▸ **What you will do**
Locate and copy each line in the data that contains the word "endpoint".

▸ **Stored dataset items**
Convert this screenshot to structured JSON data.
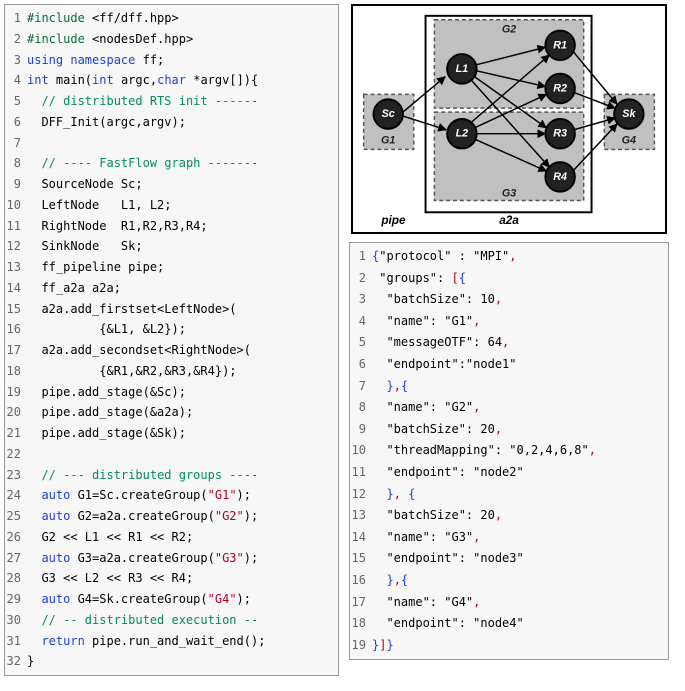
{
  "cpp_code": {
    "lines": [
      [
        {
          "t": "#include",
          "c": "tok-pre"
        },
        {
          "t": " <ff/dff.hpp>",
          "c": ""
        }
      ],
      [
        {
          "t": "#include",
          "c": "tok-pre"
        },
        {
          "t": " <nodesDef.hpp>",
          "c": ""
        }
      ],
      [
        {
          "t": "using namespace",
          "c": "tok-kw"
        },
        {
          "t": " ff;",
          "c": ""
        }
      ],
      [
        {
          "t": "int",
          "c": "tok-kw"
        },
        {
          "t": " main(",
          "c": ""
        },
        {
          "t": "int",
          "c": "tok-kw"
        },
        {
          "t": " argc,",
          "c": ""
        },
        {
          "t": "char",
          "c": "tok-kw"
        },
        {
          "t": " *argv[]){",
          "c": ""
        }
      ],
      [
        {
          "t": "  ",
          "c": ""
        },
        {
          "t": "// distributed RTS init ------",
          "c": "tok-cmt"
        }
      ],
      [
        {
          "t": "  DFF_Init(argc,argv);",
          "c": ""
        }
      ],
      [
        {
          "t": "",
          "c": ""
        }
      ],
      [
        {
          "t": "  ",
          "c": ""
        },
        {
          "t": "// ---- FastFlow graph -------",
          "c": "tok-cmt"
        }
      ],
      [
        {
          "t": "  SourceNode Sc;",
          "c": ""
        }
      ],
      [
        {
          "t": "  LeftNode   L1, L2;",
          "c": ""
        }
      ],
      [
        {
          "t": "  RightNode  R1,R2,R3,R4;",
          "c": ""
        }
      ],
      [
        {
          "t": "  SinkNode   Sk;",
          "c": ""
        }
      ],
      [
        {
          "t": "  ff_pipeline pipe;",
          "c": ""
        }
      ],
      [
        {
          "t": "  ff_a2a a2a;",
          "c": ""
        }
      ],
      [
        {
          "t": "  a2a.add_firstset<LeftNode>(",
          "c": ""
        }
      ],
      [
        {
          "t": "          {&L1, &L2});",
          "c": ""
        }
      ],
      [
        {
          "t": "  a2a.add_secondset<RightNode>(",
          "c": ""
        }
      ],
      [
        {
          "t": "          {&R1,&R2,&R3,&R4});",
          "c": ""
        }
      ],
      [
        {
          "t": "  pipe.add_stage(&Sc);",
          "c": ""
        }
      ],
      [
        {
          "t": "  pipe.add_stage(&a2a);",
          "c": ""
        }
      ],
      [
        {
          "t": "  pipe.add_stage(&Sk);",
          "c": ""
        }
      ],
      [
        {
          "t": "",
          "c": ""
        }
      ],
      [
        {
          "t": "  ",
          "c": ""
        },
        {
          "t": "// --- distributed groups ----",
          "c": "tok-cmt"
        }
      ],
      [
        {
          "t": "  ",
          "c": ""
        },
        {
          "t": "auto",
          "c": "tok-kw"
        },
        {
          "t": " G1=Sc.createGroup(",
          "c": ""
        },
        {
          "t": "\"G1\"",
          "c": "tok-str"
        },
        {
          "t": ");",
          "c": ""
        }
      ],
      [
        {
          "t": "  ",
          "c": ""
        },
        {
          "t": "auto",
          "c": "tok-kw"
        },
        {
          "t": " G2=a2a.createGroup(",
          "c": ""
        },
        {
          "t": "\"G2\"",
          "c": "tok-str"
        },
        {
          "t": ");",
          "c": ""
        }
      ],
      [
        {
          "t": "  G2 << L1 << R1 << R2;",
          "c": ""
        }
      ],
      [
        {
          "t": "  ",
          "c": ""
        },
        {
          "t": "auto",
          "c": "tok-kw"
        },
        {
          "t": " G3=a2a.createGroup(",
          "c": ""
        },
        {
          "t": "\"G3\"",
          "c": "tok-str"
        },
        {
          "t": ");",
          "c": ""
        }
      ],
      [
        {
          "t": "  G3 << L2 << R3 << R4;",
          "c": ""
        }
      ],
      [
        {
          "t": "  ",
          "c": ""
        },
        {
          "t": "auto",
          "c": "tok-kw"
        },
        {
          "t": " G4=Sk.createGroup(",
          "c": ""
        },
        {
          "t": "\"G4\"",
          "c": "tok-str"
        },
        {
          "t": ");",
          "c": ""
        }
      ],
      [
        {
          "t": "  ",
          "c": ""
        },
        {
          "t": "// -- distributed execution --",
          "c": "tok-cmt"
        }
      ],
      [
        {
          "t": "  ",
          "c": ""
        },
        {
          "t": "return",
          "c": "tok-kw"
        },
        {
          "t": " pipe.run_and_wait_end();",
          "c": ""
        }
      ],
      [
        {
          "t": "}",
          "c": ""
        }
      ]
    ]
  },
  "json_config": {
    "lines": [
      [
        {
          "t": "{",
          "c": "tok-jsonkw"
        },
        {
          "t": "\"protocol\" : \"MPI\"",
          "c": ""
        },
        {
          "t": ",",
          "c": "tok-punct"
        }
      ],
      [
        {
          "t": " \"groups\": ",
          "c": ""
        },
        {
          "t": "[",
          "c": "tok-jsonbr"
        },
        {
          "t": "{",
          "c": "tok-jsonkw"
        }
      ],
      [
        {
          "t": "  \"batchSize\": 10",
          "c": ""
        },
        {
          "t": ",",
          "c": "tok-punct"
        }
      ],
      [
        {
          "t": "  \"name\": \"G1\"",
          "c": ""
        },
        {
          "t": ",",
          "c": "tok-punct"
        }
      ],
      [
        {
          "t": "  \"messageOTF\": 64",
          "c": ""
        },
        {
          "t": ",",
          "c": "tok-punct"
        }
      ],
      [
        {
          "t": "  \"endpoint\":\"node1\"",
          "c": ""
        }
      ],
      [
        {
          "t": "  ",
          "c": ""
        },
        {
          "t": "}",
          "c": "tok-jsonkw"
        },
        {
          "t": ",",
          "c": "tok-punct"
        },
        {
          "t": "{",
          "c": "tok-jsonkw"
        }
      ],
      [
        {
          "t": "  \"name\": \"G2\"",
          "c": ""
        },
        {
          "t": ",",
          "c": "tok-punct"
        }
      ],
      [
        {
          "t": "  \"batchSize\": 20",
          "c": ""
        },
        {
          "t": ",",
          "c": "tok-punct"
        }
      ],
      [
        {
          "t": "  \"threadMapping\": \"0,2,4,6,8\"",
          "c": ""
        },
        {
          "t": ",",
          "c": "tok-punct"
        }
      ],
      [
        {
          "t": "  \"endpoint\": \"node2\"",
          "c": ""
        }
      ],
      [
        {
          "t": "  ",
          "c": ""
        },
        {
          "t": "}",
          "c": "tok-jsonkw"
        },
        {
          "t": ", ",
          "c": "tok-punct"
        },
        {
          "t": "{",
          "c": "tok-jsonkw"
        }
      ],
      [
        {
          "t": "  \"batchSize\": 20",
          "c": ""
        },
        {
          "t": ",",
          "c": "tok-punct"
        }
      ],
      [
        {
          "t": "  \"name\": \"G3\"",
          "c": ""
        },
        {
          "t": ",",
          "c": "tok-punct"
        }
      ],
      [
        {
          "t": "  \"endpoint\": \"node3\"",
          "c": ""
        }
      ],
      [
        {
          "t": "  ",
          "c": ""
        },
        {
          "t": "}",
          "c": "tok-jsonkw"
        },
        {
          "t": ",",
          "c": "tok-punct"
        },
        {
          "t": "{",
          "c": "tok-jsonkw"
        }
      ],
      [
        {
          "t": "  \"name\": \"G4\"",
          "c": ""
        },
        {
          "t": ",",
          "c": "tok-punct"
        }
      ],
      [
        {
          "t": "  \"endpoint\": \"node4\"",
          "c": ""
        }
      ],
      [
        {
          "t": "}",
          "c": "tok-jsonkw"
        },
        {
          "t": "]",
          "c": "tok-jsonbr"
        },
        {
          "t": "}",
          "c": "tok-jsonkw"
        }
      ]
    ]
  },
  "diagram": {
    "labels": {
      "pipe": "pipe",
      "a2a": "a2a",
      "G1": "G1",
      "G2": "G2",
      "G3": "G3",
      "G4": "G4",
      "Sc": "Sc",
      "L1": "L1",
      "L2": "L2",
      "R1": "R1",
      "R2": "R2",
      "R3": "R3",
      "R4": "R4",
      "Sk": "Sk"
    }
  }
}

--

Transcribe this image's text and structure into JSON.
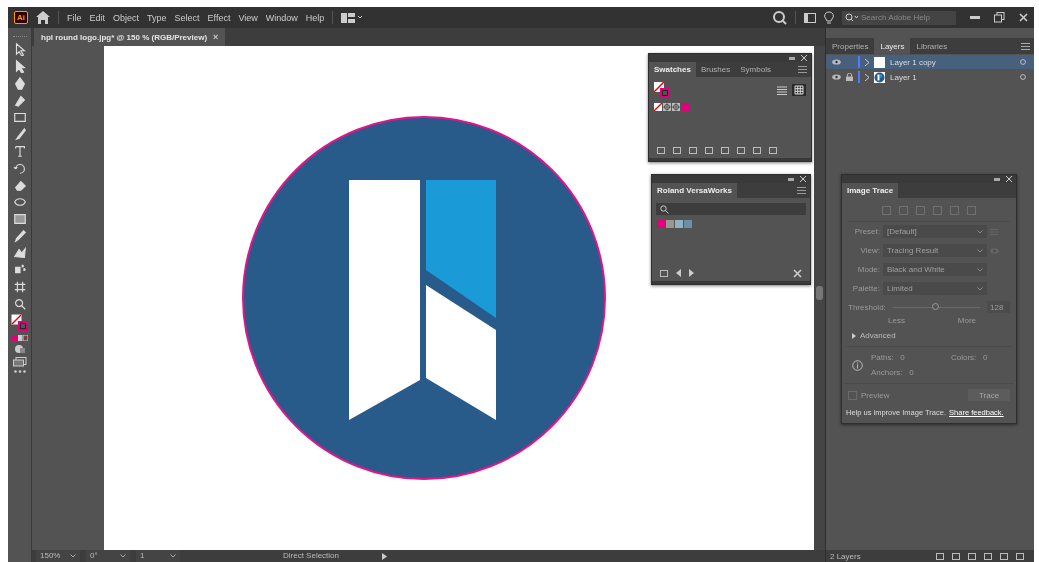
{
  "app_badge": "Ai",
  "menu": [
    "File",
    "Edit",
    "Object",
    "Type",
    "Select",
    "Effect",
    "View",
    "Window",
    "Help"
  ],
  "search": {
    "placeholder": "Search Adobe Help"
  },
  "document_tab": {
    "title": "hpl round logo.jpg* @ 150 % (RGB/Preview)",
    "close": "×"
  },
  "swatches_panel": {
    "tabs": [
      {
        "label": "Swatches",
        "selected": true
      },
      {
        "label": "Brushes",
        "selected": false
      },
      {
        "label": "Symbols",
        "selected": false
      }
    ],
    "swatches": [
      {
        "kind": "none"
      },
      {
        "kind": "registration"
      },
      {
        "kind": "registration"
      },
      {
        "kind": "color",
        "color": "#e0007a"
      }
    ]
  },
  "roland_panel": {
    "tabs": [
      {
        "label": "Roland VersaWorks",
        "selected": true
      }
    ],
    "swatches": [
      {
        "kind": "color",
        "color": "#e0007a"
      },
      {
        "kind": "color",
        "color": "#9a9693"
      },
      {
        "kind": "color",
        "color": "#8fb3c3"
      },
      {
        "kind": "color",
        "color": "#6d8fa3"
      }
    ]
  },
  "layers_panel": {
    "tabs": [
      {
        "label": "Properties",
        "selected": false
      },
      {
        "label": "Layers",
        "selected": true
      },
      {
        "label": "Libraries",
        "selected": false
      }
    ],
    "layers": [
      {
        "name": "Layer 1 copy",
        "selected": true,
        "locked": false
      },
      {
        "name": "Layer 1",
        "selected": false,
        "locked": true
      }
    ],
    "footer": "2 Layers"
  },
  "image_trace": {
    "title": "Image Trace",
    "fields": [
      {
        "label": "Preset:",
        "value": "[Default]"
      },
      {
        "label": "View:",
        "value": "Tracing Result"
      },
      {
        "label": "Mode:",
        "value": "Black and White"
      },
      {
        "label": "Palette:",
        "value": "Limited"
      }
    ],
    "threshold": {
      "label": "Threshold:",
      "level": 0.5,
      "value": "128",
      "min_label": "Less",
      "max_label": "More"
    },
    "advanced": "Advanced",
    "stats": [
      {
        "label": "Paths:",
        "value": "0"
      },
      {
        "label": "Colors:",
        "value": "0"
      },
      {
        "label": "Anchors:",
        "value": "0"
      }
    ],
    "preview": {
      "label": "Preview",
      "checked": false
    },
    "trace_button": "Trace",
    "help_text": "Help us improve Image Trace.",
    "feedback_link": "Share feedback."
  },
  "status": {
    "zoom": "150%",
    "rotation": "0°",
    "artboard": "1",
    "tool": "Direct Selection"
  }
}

▸ **Expected answer**
          "t": "  \"endpoint\":\"node1\"",
          "t": "  \"endpoint\": \"node2\"",
          "t": "  \"endpoint\": \"node3\"",
          "t": "  \"endpoint\": \"node4\"",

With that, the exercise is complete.